##### Records for the task
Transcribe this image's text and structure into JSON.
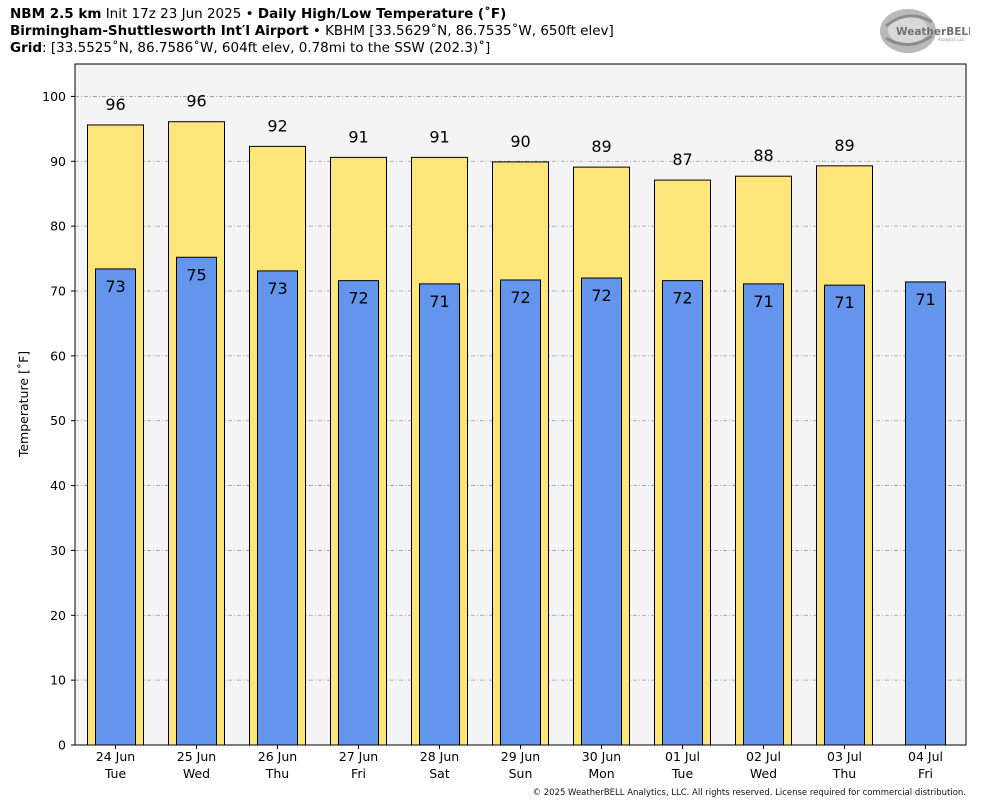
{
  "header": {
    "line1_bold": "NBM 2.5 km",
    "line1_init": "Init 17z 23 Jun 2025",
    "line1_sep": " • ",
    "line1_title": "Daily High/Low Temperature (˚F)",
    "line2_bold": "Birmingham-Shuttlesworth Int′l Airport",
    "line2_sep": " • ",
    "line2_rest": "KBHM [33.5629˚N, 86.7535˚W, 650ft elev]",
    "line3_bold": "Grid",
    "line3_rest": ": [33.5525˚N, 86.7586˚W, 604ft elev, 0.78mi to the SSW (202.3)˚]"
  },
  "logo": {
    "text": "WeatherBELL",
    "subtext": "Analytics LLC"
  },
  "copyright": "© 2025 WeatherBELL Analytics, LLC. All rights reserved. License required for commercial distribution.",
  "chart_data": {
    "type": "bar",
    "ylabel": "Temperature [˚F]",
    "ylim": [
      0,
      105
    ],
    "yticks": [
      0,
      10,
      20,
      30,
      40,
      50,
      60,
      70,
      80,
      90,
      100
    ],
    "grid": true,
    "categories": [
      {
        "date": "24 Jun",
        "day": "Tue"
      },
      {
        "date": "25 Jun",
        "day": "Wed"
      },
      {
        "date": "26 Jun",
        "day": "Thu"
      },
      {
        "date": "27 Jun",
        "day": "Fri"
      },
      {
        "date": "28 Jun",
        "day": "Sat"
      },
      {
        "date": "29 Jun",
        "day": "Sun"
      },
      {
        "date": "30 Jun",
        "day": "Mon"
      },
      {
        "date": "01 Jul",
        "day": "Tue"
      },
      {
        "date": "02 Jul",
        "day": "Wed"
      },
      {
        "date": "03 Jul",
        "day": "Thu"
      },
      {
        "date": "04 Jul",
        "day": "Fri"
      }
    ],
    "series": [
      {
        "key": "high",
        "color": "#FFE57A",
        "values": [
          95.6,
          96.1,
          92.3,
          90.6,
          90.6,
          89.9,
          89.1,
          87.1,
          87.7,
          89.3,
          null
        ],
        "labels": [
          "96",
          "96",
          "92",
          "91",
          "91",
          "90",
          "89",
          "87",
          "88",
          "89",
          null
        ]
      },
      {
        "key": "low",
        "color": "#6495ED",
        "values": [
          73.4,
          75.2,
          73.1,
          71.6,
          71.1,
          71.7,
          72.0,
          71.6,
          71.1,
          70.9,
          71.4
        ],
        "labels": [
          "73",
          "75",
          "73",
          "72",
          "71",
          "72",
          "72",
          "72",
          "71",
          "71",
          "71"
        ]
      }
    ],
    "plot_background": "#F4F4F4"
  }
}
##########
##### Records for the task
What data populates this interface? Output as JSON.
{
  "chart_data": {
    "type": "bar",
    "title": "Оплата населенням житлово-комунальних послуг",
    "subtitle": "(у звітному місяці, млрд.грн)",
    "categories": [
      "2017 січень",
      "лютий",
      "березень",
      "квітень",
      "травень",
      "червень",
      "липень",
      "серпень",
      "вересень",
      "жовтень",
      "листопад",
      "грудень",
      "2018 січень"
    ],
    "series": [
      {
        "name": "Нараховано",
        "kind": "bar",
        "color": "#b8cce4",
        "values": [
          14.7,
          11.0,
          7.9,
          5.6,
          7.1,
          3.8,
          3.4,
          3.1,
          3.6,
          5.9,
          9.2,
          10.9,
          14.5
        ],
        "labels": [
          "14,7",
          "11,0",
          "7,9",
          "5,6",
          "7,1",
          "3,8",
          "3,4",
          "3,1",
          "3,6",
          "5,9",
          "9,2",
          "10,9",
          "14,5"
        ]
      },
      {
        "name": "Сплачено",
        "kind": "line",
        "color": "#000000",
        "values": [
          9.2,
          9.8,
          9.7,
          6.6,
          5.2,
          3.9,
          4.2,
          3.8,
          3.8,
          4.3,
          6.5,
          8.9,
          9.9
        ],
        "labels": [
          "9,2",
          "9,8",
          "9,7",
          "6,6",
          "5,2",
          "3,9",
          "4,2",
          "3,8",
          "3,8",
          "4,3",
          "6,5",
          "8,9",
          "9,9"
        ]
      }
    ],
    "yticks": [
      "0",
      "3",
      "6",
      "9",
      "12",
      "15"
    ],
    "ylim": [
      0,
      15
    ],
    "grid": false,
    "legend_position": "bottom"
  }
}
##########
▸ Your task:
Find the word "color" in the data and show each line that holds it.

▸ Expected answer:
        "color": "#FFE57A",
        "color": "#6495ED",
        "color": "#b8cce4",
        "color": "#000000",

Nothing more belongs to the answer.